> EXTRAIT:
Mais c’est sur l’appréciation de la capacité de gain que la cour va s’arrêter, puisqu’elle requiert l’examen de critères socio-économiques : l’âge, le sexe, la nationalité, la formation professionnelle, le passé professionnel, etc.

Après les six premiers mois, la référence ne plus faite à la profession habituelle de l’intéressé mais à la possibilité de gain d’une personne de même condition et de même formation soit dans le groupe de professions dans lesquelles est rangée l’activité du travailleur au moment où il et tombé en incapacité soit dans les diverses professions qu’il a ou qu’il aurait pu exercer du fait de sa formation professionnelle.

La cour rappelle ici l’important arrêt de la Cour de cassation du 26 février 1990 (Cass., 6 février 1990, Pas., 1990, I, p. 755) où a été cassée une décision ayant conclu à la reconnaissance de l’incapacité de travail dans le chef d’un ouvrier qui ne pouvait plus exercer de travaux lourds, la cour du travail n’ayant cependant pas constaté l’inaptitude de celui-ci à exercer des travaux légers. La cour du travail rappelle dès lors que dans cet arrêt la Cour suprême enseigne que pour un travailleur non spécialisé ayant effectué dans travaux lourds, il faut également vérifier l’inaptitude à exercer des travaux légers non spécialisés.

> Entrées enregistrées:
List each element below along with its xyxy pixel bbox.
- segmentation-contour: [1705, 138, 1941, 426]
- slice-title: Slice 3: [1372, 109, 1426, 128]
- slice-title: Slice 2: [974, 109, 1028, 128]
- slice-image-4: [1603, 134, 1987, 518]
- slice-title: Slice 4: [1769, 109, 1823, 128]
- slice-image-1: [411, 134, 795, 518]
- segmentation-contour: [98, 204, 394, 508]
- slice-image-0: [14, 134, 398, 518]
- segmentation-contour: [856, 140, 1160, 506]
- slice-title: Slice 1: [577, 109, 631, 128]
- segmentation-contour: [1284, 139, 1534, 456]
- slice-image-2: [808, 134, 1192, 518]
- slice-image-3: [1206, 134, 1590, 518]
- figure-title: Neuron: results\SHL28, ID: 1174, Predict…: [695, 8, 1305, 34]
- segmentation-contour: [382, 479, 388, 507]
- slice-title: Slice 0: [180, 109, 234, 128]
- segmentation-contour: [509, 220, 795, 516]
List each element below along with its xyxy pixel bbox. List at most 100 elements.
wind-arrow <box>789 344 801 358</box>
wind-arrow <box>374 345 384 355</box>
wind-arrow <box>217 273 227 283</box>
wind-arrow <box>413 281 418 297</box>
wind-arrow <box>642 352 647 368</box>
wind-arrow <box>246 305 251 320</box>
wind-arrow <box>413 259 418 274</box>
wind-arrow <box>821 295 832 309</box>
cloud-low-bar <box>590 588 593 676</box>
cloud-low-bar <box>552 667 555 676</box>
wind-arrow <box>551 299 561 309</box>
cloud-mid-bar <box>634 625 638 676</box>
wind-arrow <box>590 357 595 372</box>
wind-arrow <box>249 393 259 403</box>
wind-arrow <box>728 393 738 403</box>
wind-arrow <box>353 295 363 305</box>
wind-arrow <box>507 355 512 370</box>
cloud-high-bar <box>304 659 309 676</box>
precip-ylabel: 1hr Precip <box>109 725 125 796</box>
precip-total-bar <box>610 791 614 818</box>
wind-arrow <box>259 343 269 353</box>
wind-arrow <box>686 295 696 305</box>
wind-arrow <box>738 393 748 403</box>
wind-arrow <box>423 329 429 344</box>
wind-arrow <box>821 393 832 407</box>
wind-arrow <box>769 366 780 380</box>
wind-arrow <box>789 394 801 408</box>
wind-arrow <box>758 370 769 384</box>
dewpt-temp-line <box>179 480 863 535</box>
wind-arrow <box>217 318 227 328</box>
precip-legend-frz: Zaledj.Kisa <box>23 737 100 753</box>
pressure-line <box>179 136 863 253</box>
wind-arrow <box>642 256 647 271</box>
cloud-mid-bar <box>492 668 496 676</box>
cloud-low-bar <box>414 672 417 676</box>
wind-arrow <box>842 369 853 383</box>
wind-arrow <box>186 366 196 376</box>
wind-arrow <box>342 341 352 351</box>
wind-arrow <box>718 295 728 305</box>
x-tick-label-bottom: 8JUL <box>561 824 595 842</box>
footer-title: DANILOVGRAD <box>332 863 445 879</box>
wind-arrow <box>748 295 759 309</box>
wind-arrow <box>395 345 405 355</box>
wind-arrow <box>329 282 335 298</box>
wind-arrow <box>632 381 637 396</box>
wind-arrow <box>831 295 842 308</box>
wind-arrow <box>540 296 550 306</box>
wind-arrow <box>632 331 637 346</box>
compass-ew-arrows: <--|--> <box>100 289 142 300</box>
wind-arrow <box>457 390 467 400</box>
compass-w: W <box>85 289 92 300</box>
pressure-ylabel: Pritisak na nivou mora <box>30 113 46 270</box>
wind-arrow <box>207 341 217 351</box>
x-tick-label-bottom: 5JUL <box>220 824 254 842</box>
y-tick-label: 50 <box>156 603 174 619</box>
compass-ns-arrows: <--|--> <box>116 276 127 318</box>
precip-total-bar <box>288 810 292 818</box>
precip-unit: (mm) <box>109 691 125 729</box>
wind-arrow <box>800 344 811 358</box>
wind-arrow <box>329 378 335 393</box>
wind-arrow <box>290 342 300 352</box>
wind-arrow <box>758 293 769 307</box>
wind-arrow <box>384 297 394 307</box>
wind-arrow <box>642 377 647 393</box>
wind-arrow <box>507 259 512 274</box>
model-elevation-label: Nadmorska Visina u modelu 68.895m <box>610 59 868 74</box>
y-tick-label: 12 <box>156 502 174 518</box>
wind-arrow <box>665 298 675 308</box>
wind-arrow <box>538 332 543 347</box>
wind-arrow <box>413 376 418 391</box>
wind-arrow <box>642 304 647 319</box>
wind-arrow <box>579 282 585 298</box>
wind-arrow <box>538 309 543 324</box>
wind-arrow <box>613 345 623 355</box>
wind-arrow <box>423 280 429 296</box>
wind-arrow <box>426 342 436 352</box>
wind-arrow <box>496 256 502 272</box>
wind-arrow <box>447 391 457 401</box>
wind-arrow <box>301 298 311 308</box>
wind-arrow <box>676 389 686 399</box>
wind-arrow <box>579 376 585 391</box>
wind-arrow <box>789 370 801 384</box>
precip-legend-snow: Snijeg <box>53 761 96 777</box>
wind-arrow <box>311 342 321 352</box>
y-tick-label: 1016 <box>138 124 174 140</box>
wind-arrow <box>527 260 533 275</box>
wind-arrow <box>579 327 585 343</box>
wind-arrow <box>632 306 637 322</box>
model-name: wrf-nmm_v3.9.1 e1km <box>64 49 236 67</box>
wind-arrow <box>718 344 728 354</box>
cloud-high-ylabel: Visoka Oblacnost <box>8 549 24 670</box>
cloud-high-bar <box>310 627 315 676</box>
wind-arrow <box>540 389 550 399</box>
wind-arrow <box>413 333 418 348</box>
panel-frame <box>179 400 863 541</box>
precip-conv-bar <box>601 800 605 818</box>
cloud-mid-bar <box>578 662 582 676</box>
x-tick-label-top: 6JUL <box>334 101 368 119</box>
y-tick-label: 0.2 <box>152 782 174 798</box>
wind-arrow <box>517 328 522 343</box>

> EXERCICES:
(1) Reproduisez fidèlement le passage de l'extrait sur l'incapacité de travail qui commence par les mots « Mais c’est sur » et se termine par « passé professionnel, etc. ».
(2) Selon l'extrait sur l'incapacité de travail, quels critères socio-économiques l'appréciation de la capacité de gain requiert-elle ?
(3) Résumez l'extrait sur l'incapacité de travail en deux phrases.

> RÉPONSES:
(1)
Mais c’est sur l’appréciation de la capacité de gain que la cour va s’arrêter, puisqu’elle requiert l’examen de critères socio-économiques : l’âge, le sexe, la nationalité, la formation professionnelle, le passé professionnel, etc.

(2) L'âge, le sexe, la nationalité, la formation professionnelle et le passé professionnel, entre autres.

(3) L'appréciation de la capacité de gain exige l'examen de critères socio-économiques et, après les six premiers mois, elle se réfère non plus à la profession habituelle de l'intéressé mais à la possibilité de gain d'une personne de même condition et de même formation. La cour rappelle un arrêt de la Cour de cassation selon lequel, pour un travailleur non spécialisé ayant effectué des travaux lourds, il faut également vérifier son inaptitude à exercer des travaux légers non spécialisés.